[Saved data entries]

_ _ _ _ _

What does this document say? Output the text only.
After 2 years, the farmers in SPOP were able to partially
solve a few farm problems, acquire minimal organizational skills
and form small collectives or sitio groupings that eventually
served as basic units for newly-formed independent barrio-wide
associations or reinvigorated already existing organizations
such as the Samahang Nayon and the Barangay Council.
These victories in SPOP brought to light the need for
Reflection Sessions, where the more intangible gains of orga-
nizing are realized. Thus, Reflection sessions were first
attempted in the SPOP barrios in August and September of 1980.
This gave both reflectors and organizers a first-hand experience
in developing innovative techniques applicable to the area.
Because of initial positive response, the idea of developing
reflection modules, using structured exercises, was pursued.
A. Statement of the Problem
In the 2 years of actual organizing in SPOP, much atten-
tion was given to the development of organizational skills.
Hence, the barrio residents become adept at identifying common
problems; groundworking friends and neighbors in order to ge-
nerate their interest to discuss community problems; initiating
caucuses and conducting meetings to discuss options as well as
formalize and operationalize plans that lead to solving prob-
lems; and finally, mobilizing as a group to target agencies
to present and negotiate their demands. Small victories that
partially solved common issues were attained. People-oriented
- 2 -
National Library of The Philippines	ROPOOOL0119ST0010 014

_ _ _ _ _

OBJECTIVE: The listing above must be transcribed exactly, line by line.

REPLY TO THE TASK:
What does this document say? Output the text only.
After 2 years, the farmers in SPOP were able to partially
solve a few farm problems, acquire minimal organizational skills
and form small collectives or sitio groupings that eventually
served as basic units for newly-formed independent barrio-wide
associations or reinvigorated already existing organizations
such as the Samahang Nayon and the Barangay Council.
These victories in SPOP brought to light the need for
Reflection Sessions, where the more intangible gains of orga-
nizing are realized. Thus, Reflection sessions were first
attempted in the SPOP barrios in August and September of 1980.
This gave both reflectors and organizers a first-hand experience
in developing innovative techniques applicable to the area.
Because of initial positive response, the idea of developing
reflection modules, using structured exercises, was pursued.
A. Statement of the Problem
In the 2 years of actual organizing in SPOP, much atten-
tion was given to the development of organizational skills.
Hence, the barrio residents become adept at identifying common
problems; groundworking friends and neighbors in order to ge-
nerate their interest to discuss community problems; initiating
caucuses and conducting meetings to discuss options as well as
formalize and operationalize plans that lead to solving prob-
lems; and finally, mobilizing as a group to target agencies
to present and negotiate their demands. Small victories that
partially solved common issues were attained. People-oriented
- 2 -
National Library of The Philippines	ROPOOOL0119ST0010 014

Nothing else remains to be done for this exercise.